BEGIN Supplied material

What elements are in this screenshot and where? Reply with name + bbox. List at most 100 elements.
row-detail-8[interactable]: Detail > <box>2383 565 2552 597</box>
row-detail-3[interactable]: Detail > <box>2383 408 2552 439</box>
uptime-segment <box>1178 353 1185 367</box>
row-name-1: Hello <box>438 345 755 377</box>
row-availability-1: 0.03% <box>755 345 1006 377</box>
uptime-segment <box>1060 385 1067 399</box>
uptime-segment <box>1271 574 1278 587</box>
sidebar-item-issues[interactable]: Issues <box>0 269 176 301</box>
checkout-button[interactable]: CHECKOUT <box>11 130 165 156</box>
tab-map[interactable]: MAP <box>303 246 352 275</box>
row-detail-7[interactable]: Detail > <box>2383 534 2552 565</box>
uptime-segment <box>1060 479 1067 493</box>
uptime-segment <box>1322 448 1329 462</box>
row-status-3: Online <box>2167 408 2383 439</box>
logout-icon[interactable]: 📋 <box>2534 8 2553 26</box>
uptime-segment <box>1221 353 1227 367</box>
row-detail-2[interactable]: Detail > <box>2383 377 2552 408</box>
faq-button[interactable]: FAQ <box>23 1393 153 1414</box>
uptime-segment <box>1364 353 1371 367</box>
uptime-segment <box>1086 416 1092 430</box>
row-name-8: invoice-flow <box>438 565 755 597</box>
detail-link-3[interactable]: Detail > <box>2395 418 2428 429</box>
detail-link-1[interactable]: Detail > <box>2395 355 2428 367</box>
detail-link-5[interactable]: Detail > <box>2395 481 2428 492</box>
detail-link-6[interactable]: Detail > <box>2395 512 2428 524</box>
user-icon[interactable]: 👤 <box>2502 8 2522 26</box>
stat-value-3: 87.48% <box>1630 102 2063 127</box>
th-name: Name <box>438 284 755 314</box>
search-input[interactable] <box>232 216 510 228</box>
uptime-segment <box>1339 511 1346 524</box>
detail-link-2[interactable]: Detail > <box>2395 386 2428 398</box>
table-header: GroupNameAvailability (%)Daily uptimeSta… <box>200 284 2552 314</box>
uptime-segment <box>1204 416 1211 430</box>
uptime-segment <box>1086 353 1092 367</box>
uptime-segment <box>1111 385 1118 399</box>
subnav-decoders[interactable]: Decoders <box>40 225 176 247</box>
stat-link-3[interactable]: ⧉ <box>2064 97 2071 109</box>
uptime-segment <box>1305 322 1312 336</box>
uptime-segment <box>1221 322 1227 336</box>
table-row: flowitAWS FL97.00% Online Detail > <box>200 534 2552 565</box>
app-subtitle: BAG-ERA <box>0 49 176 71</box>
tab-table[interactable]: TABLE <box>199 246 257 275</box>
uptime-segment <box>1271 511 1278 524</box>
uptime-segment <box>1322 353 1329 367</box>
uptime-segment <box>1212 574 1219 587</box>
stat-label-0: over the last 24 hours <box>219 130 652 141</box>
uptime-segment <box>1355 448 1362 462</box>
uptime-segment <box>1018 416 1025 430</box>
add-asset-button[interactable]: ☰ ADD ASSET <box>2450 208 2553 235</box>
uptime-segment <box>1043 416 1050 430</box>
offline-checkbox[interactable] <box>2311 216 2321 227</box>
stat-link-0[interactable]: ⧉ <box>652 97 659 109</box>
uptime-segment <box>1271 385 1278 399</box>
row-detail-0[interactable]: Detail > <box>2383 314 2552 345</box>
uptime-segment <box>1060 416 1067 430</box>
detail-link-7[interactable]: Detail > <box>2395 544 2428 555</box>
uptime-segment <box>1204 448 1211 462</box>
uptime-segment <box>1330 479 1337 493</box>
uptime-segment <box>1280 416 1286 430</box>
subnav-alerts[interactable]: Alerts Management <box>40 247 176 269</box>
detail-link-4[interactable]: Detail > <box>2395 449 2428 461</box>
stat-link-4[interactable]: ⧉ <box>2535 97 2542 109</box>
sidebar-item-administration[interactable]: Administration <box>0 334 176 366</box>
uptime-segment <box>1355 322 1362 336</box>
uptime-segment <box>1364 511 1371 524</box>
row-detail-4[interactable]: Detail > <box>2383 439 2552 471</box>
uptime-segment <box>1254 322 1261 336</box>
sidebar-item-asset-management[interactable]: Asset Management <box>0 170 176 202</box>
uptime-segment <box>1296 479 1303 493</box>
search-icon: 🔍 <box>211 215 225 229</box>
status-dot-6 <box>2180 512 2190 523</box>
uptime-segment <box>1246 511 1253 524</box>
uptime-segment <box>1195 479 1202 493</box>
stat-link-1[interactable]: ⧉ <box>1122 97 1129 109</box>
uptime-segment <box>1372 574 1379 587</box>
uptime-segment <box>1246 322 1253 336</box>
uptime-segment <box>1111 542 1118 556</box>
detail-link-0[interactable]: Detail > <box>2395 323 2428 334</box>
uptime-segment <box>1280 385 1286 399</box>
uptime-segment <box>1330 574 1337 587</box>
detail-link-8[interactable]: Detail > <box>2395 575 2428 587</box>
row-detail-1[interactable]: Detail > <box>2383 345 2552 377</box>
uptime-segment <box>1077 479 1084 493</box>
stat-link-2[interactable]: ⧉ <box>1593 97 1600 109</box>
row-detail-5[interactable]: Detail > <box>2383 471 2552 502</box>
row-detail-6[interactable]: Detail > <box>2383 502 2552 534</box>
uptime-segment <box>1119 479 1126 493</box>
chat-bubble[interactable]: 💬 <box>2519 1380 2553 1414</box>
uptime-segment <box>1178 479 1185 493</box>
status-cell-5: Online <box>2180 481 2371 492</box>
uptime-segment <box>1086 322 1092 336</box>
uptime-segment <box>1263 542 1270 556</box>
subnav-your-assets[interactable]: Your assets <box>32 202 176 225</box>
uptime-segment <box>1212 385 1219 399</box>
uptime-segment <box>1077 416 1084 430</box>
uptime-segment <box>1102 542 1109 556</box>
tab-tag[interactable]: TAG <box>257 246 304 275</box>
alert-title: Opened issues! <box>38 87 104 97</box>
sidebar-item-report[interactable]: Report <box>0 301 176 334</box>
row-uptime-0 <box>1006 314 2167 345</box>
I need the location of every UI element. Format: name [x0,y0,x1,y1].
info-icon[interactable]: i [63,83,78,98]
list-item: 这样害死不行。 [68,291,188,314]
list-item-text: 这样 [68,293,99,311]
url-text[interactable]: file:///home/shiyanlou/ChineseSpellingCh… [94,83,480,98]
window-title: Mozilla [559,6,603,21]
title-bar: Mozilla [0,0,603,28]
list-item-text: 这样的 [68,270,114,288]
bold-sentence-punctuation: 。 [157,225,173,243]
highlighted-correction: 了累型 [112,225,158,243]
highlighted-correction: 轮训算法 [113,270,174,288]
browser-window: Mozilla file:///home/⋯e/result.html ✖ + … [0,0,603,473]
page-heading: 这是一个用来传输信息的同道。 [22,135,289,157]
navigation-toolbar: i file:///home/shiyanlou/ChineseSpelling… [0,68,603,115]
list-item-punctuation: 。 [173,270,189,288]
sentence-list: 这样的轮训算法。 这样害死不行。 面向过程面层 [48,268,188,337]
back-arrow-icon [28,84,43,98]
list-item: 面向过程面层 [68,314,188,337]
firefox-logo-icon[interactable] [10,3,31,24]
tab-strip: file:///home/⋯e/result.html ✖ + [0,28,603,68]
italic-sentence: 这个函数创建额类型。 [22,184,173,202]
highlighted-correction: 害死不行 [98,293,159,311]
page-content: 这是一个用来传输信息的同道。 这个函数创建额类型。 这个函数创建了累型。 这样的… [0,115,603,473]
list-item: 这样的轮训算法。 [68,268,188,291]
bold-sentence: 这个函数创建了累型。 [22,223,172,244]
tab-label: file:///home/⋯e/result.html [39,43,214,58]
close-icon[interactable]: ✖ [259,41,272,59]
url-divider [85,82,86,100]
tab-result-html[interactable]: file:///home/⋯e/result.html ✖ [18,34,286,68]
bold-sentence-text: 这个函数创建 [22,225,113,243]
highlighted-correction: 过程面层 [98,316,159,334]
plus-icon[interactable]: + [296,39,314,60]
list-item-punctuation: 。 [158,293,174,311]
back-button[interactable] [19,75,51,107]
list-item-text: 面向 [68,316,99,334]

END Supplied material

▶ **Aim**: Reproduce the material verbatim, starting at its first line and continuing up to and including the line containing "stat-value-3: 87.48% <box>1630".

▶ **Exercise result**:
What elements are in this screenshot and where? Reply with name + bbox. List at most 100 elements.
row-detail-8[interactable]: Detail > <box>2383 565 2552 597</box>
row-detail-3[interactable]: Detail > <box>2383 408 2552 439</box>
uptime-segment <box>1178 353 1185 367</box>
row-name-1: Hello <box>438 345 755 377</box>
row-availability-1: 0.03% <box>755 345 1006 377</box>
uptime-segment <box>1060 385 1067 399</box>
uptime-segment <box>1271 574 1278 587</box>
sidebar-item-issues[interactable]: Issues <box>0 269 176 301</box>
checkout-button[interactable]: CHECKOUT <box>11 130 165 156</box>
tab-map[interactable]: MAP <box>303 246 352 275</box>
row-detail-7[interactable]: Detail > <box>2383 534 2552 565</box>
uptime-segment <box>1060 479 1067 493</box>
uptime-segment <box>1322 448 1329 462</box>
row-status-3: Online <box>2167 408 2383 439</box>
logout-icon[interactable]: 📋 <box>2534 8 2553 26</box>
uptime-segment <box>1221 353 1227 367</box>
row-detail-2[interactable]: Detail > <box>2383 377 2552 408</box>
faq-button[interactable]: FAQ <box>23 1393 153 1414</box>
uptime-segment <box>1364 353 1371 367</box>
uptime-segment <box>1086 416 1092 430</box>
row-name-8: invoice-flow <box>438 565 755 597</box>
detail-link-3[interactable]: Detail > <box>2395 418 2428 429</box>
detail-link-1[interactable]: Detail > <box>2395 355 2428 367</box>
detail-link-5[interactable]: Detail > <box>2395 481 2428 492</box>
detail-link-6[interactable]: Detail > <box>2395 512 2428 524</box>
user-icon[interactable]: 👤 <box>2502 8 2522 26</box>
stat-value-3: 87.48% <box>1630 102 2063 127</box>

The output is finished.